==== MATERIAL PROVIDED ====
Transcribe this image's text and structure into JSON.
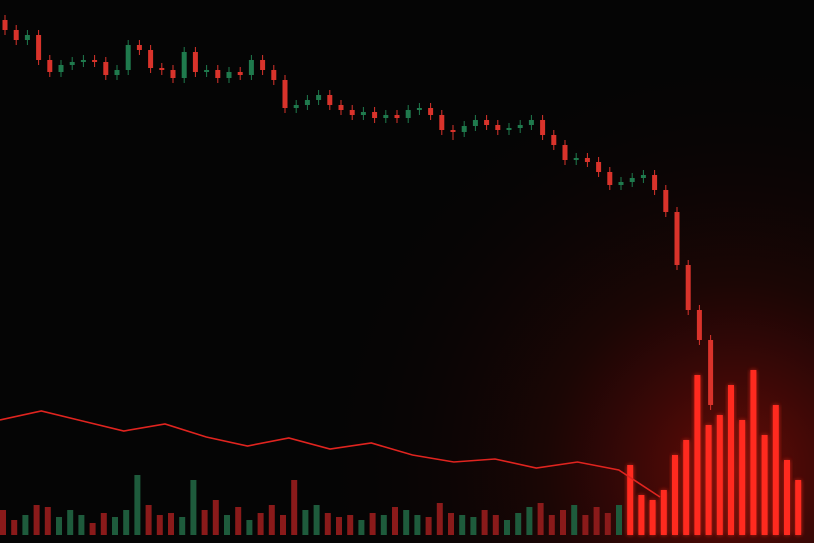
{
  "chart_data": {
    "type": "candlestick",
    "ylim": [
      0,
      535
    ],
    "up_color": "#1f7a4d",
    "down_color": "#d9332b",
    "candles": {
      "open": [
        515,
        505,
        495,
        500,
        475,
        463,
        470,
        473,
        475,
        473,
        460,
        465,
        490,
        485,
        467,
        465,
        457,
        483,
        463,
        465,
        457,
        463,
        460,
        475,
        465,
        455,
        427,
        430,
        435,
        440,
        430,
        425,
        420,
        423,
        417,
        420,
        417,
        425,
        427,
        420,
        405,
        403,
        409,
        415,
        410,
        405,
        407,
        410,
        415,
        400,
        390,
        375,
        377,
        373,
        363,
        350,
        353,
        357,
        360,
        345,
        323,
        270,
        225,
        195
      ],
      "high": [
        520,
        510,
        505,
        505,
        480,
        475,
        478,
        480,
        480,
        478,
        470,
        495,
        495,
        490,
        472,
        470,
        488,
        488,
        470,
        470,
        468,
        468,
        480,
        480,
        470,
        460,
        435,
        440,
        445,
        445,
        435,
        430,
        428,
        428,
        425,
        425,
        430,
        432,
        432,
        425,
        410,
        414,
        420,
        420,
        415,
        412,
        415,
        420,
        420,
        405,
        395,
        382,
        382,
        378,
        368,
        358,
        362,
        365,
        365,
        350,
        328,
        275,
        230,
        200
      ],
      "low": [
        500,
        490,
        490,
        470,
        458,
        458,
        465,
        468,
        468,
        455,
        455,
        460,
        480,
        462,
        460,
        452,
        452,
        458,
        458,
        452,
        452,
        455,
        455,
        460,
        450,
        422,
        422,
        425,
        430,
        425,
        420,
        415,
        415,
        412,
        412,
        412,
        412,
        420,
        415,
        400,
        395,
        398,
        404,
        405,
        400,
        400,
        402,
        405,
        395,
        385,
        370,
        370,
        368,
        358,
        345,
        345,
        348,
        352,
        340,
        318,
        265,
        220,
        190,
        125
      ],
      "close": [
        505,
        495,
        500,
        475,
        463,
        470,
        473,
        475,
        473,
        460,
        465,
        490,
        485,
        467,
        465,
        457,
        483,
        463,
        465,
        457,
        463,
        460,
        475,
        465,
        455,
        427,
        430,
        435,
        440,
        430,
        425,
        420,
        423,
        417,
        420,
        417,
        425,
        427,
        420,
        405,
        403,
        409,
        415,
        410,
        405,
        407,
        410,
        415,
        400,
        390,
        375,
        377,
        373,
        363,
        350,
        353,
        357,
        360,
        345,
        323,
        270,
        225,
        195,
        130
      ]
    },
    "volume": {
      "values": [
        25,
        15,
        20,
        30,
        28,
        18,
        25,
        20,
        12,
        22,
        18,
        25,
        60,
        30,
        20,
        22,
        18,
        55,
        25,
        35,
        20,
        28,
        15,
        22,
        30,
        20,
        55,
        25,
        30,
        22,
        18,
        20,
        15,
        22,
        20,
        28,
        25,
        20,
        18,
        32,
        22,
        20,
        18,
        25,
        20,
        15,
        22,
        28,
        32,
        20,
        25,
        30,
        20,
        28,
        22,
        30,
        70,
        40,
        35,
        45,
        80,
        95,
        160,
        110,
        120,
        150,
        115,
        165,
        100,
        130,
        75,
        55
      ],
      "colors": [
        "#8a1a1a",
        "#8a1a1a",
        "#1e5b3c",
        "#8a1a1a",
        "#8a1a1a",
        "#1e5b3c",
        "#1e5b3c",
        "#1e5b3c",
        "#8a1a1a",
        "#8a1a1a",
        "#1e5b3c",
        "#1e5b3c",
        "#1e5b3c",
        "#8a1a1a",
        "#8a1a1a",
        "#8a1a1a",
        "#1e5b3c",
        "#1e5b3c",
        "#8a1a1a",
        "#8a1a1a",
        "#1e5b3c",
        "#8a1a1a",
        "#1e5b3c",
        "#8a1a1a",
        "#8a1a1a",
        "#8a1a1a",
        "#8a1a1a",
        "#1e5b3c",
        "#1e5b3c",
        "#8a1a1a",
        "#8a1a1a",
        "#8a1a1a",
        "#1e5b3c",
        "#8a1a1a",
        "#1e5b3c",
        "#8a1a1a",
        "#1e5b3c",
        "#1e5b3c",
        "#8a1a1a",
        "#8a1a1a",
        "#8a1a1a",
        "#1e5b3c",
        "#1e5b3c",
        "#8a1a1a",
        "#8a1a1a",
        "#1e5b3c",
        "#1e5b3c",
        "#1e5b3c",
        "#8a1a1a",
        "#8a1a1a",
        "#8a1a1a",
        "#1e5b3c",
        "#8a1a1a",
        "#8a1a1a",
        "#8a1a1a",
        "#1e5b3c",
        "#ff2a1f",
        "#ff2a1f",
        "#ff2a1f",
        "#ff2a1f",
        "#ff2a1f",
        "#ff2a1f",
        "#ff2a1f",
        "#ff2a1f",
        "#ff2a1f",
        "#ff2a1f",
        "#ff2a1f",
        "#ff2a1f",
        "#ff2a1f",
        "#ff2a1f",
        "#ff2a1f",
        "#ff2a1f"
      ]
    },
    "line": {
      "color": "#e0241f",
      "values": [
        115,
        124,
        114,
        104,
        111,
        98,
        89,
        97,
        86,
        92,
        80,
        73,
        76,
        67,
        73,
        65,
        38
      ]
    }
  }
}
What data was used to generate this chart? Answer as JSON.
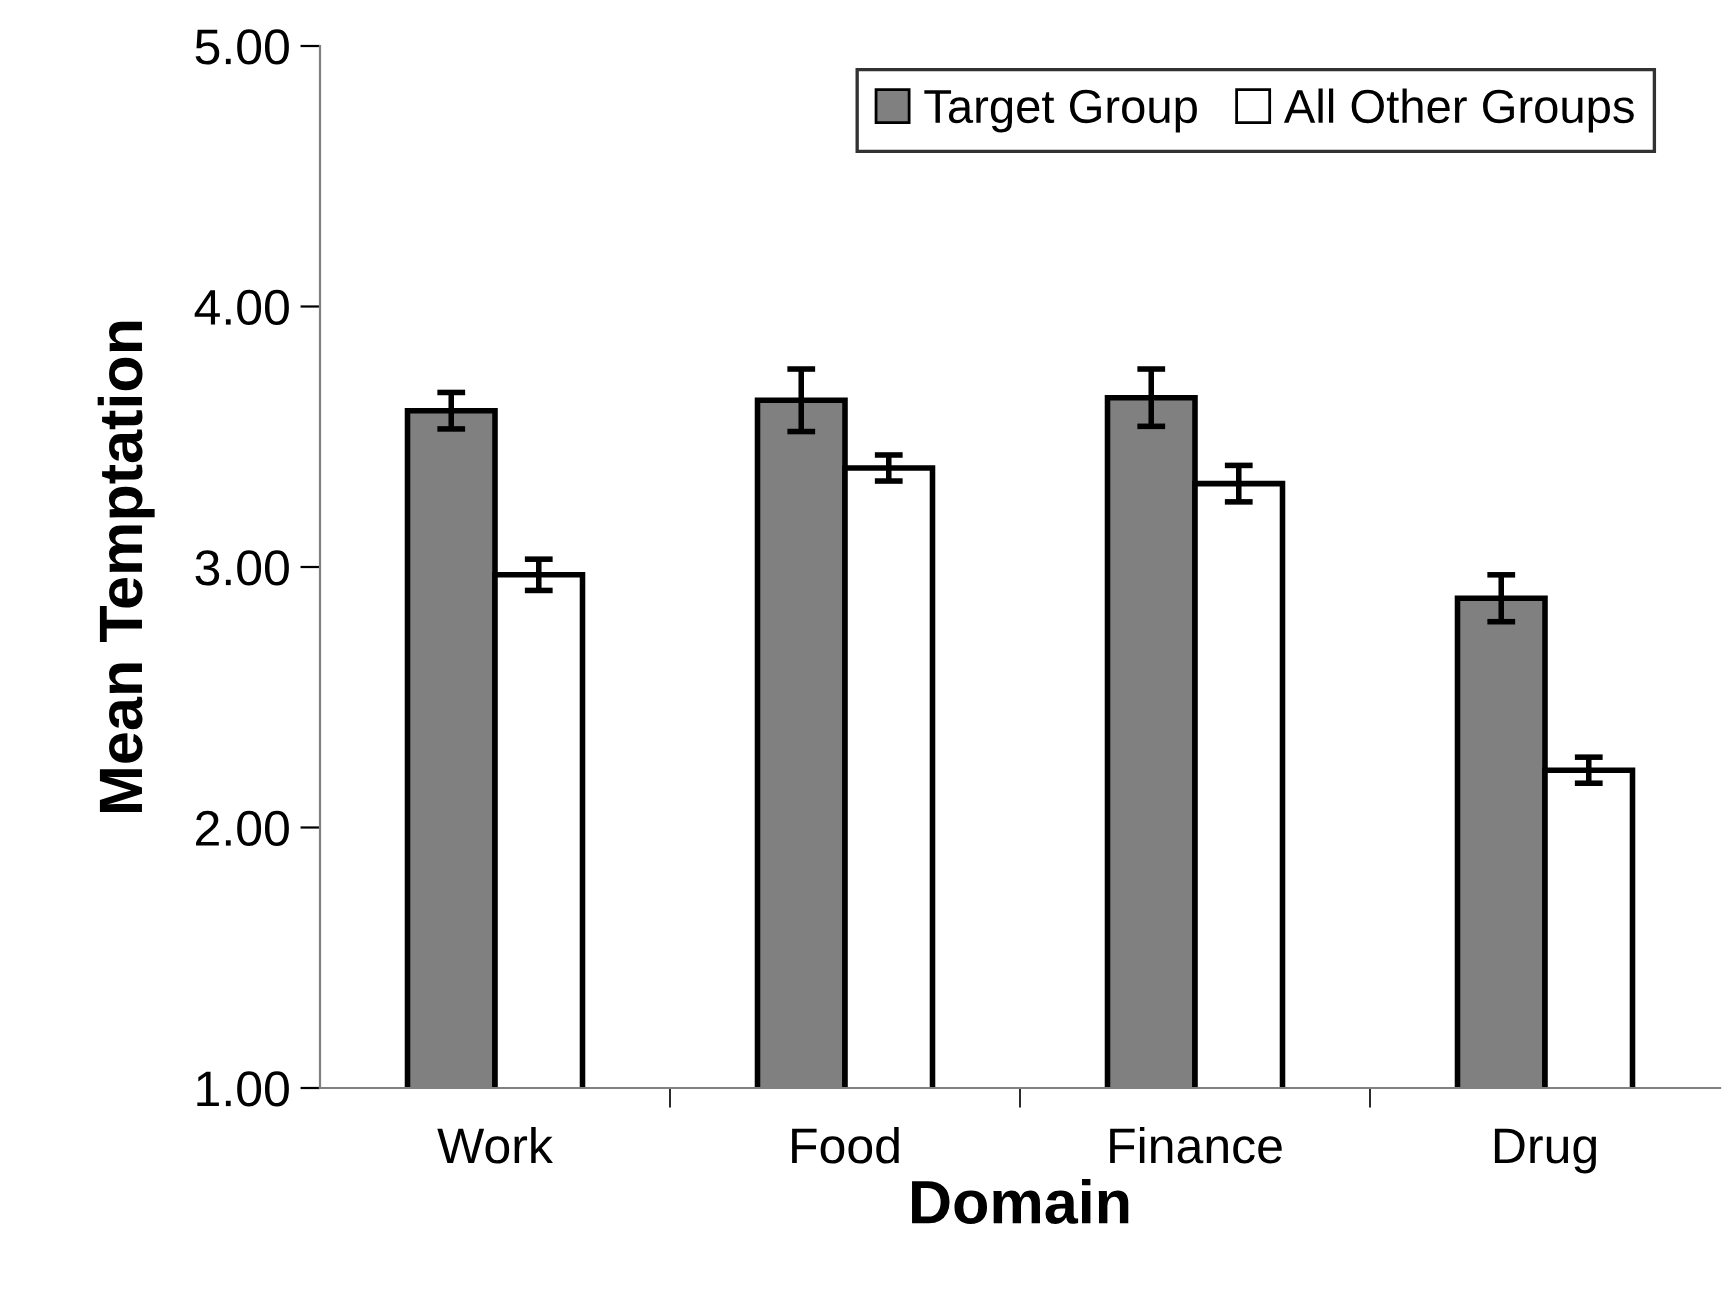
{
  "chart_data": {
    "type": "bar",
    "xlabel": "Domain",
    "ylabel": "Mean Temptation",
    "categories": [
      "Work",
      "Food",
      "Finance",
      "Drug"
    ],
    "series": [
      {
        "name": "Target Group",
        "color": "#808080",
        "values": [
          3.6,
          3.64,
          3.65,
          2.88
        ],
        "errors": [
          0.07,
          0.12,
          0.11,
          0.09
        ]
      },
      {
        "name": "All Other Groups",
        "color": "#ffffff",
        "values": [
          2.97,
          3.38,
          3.32,
          2.22
        ],
        "errors": [
          0.06,
          0.05,
          0.07,
          0.05
        ]
      }
    ],
    "ylim": [
      1,
      5
    ],
    "yticks": [
      {
        "value": 1,
        "label": "1.00"
      },
      {
        "value": 2,
        "label": "2.00"
      },
      {
        "value": 3,
        "label": "3.00"
      },
      {
        "value": 4,
        "label": "4.00"
      },
      {
        "value": 5,
        "label": "5.00"
      }
    ],
    "grid": false,
    "legend": "top right"
  }
}
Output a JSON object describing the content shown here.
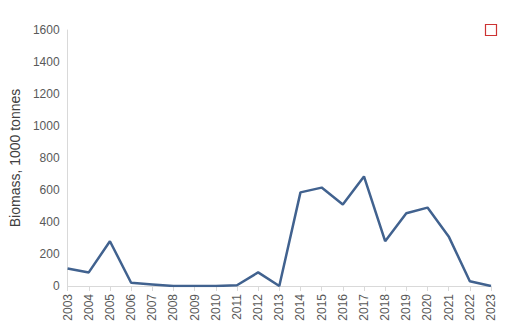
{
  "chart_data": {
    "type": "line",
    "y_label": "Biomass, 1000 tonnes",
    "categories": [
      "2003",
      "2004",
      "2005",
      "2006",
      "2007",
      "2008",
      "2009",
      "2010",
      "2011",
      "2012",
      "2013",
      "2014",
      "2015",
      "2016",
      "2017",
      "2018",
      "2019",
      "2020",
      "2021",
      "2022",
      "2023"
    ],
    "series": [
      {
        "type": "line",
        "color": "#41628f",
        "values": [
          110,
          85,
          280,
          20,
          10,
          0,
          0,
          0,
          5,
          85,
          0,
          585,
          615,
          510,
          685,
          280,
          455,
          490,
          310,
          30,
          0
        ]
      },
      {
        "type": "scatter",
        "color": "#c00000",
        "marker": "star",
        "values": [
          null,
          null,
          null,
          null,
          null,
          null,
          null,
          null,
          null,
          null,
          null,
          null,
          null,
          null,
          null,
          null,
          null,
          null,
          null,
          null,
          1600
        ]
      }
    ],
    "ylim": [
      0,
      1600
    ],
    "yticks": [
      0,
      200,
      400,
      600,
      800,
      1000,
      1200,
      1400,
      1600
    ],
    "grid": false
  }
}
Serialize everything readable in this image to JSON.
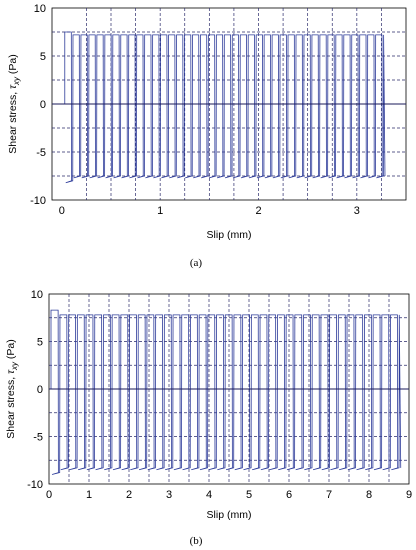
{
  "figure": {
    "panels": [
      {
        "panel_label": "(a)",
        "chart_data": {
          "type": "line",
          "xlabel": "Slip (mm)",
          "ylabel_main": "Shear stress, ",
          "ylabel_symbol": "τ",
          "ylabel_subscript": "xy",
          "ylabel_unit": " (Pa)",
          "xlim": [
            -0.1,
            3.5
          ],
          "ylim": [
            -10,
            10
          ],
          "xticks": [
            0,
            1,
            2,
            3
          ],
          "yticks": [
            -10,
            -5,
            0,
            5,
            10
          ],
          "x_gridlines": [
            0.25,
            0.5,
            0.75,
            1.0,
            1.25,
            1.5,
            1.75,
            2.0,
            2.25,
            2.5,
            2.75,
            3.0,
            3.25
          ],
          "y_gridlines": [
            -7.5,
            -2.5,
            2.5,
            7.5
          ],
          "grid_style": "dashed",
          "series_color": "#2e3c9a",
          "cycles": 40,
          "x_start": 0.03,
          "x_end": 3.27,
          "upper_stress": 7.2,
          "lower_stress": -7.5,
          "upper_stress_start": 7.5,
          "lower_stress_start": -8.0
        }
      },
      {
        "panel_label": "(b)",
        "chart_data": {
          "type": "line",
          "xlabel": "Slip (mm)",
          "ylabel_main": "Shear stress, ",
          "ylabel_symbol": "τ",
          "ylabel_subscript": "xy",
          "ylabel_unit": " (Pa)",
          "xlim": [
            0,
            9
          ],
          "ylim": [
            -10,
            10
          ],
          "xticks": [
            0,
            1,
            2,
            3,
            4,
            5,
            6,
            7,
            8,
            9
          ],
          "yticks": [
            -10,
            -5,
            0,
            5,
            10
          ],
          "x_gridlines": [
            0.5,
            1.0,
            1.5,
            2.0,
            2.5,
            3.0,
            3.5,
            4.0,
            4.5,
            5.0,
            5.5,
            6.0,
            6.5,
            7.0,
            7.5,
            8.0,
            8.5
          ],
          "y_gridlines": [
            -7.5,
            -2.5,
            2.5,
            7.5
          ],
          "grid_style": "dashed",
          "series_color": "#2e3c9a",
          "cycles": 40,
          "x_start": 0.05,
          "x_end": 8.75,
          "upper_stress": 7.8,
          "lower_stress": -8.3,
          "upper_stress_start": 8.3,
          "lower_stress_start": -8.8
        }
      }
    ]
  }
}
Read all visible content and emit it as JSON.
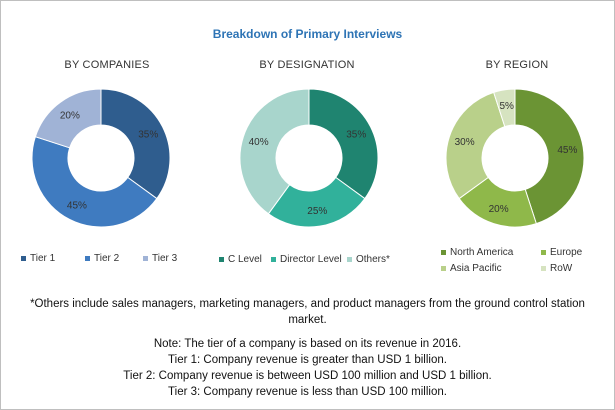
{
  "title": "Breakdown of Primary Interviews",
  "chart_data": [
    {
      "type": "pie",
      "title": "BY COMPANIES",
      "categories": [
        "Tier 1",
        "Tier 2",
        "Tier 3"
      ],
      "values": [
        35,
        45,
        20
      ],
      "labels": [
        "35%",
        "45%",
        "20%"
      ],
      "colors": [
        "#2f5d8e",
        "#3f7bc0",
        "#a0b3d6"
      ],
      "legend_placement": "bottom"
    },
    {
      "type": "pie",
      "title": "BY DESIGNATION",
      "categories": [
        "C Level",
        "Director Level",
        "Others*"
      ],
      "values": [
        35,
        25,
        40
      ],
      "labels": [
        "35%",
        "25%",
        "40%"
      ],
      "colors": [
        "#1f8470",
        "#31b19b",
        "#a8d5cc"
      ],
      "legend_placement": "bottom"
    },
    {
      "type": "pie",
      "title": "BY REGION",
      "categories": [
        "North America",
        "Europe",
        "Asia Pacific",
        "RoW"
      ],
      "values": [
        45,
        20,
        30,
        5
      ],
      "labels": [
        "45%",
        "20%",
        "30%",
        "5%"
      ],
      "colors": [
        "#6b9434",
        "#8fb84a",
        "#b9d08a",
        "#d6e3c0"
      ],
      "legend_placement": "bottom"
    }
  ],
  "footnote": {
    "line1": "*Others include sales managers, marketing managers, and product managers from the ground control station",
    "line2": "market."
  },
  "notes": [
    "Note: The tier of a company is based on its revenue in 2016.",
    "Tier 1: Company revenue is greater than USD 1 billion.",
    "Tier 2: Company revenue is between USD 100 million and USD 1 billion.",
    "Tier 3: Company revenue is less than USD 100 million."
  ]
}
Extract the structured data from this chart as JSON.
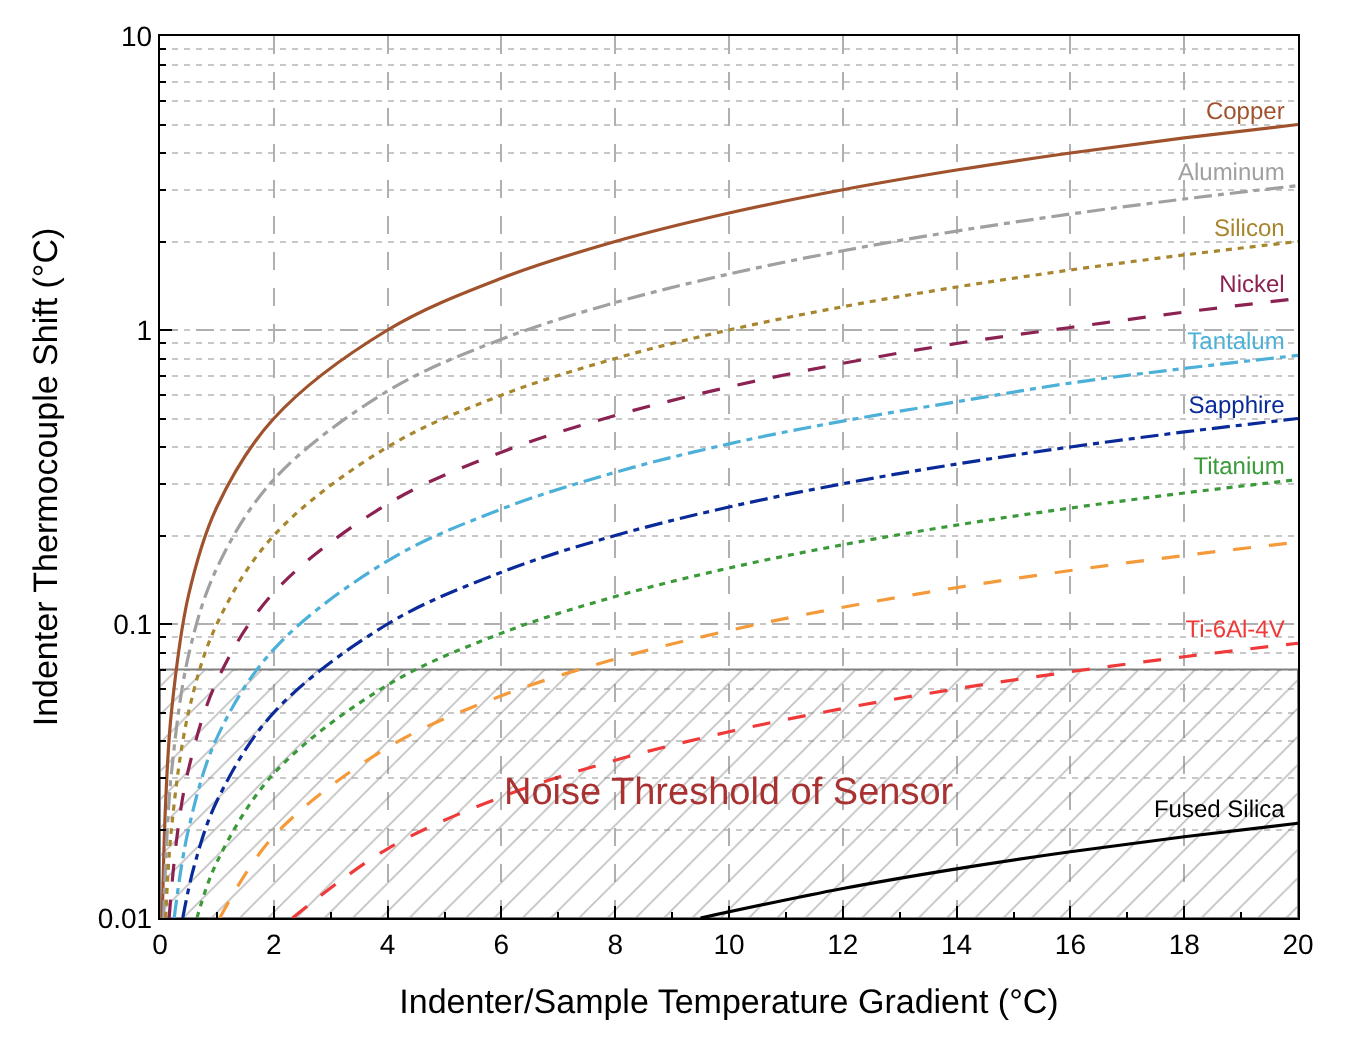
====
TASK INSTRUCTIONS
Whichever lines contain the string "million", select and copy them.

SOLUTION TO THE EXERCISE
    "Tier 2: Company revenue is between USD 100 million and USD 1 billion.",
    "Tier 3: Company revenue is less than USD 100 million."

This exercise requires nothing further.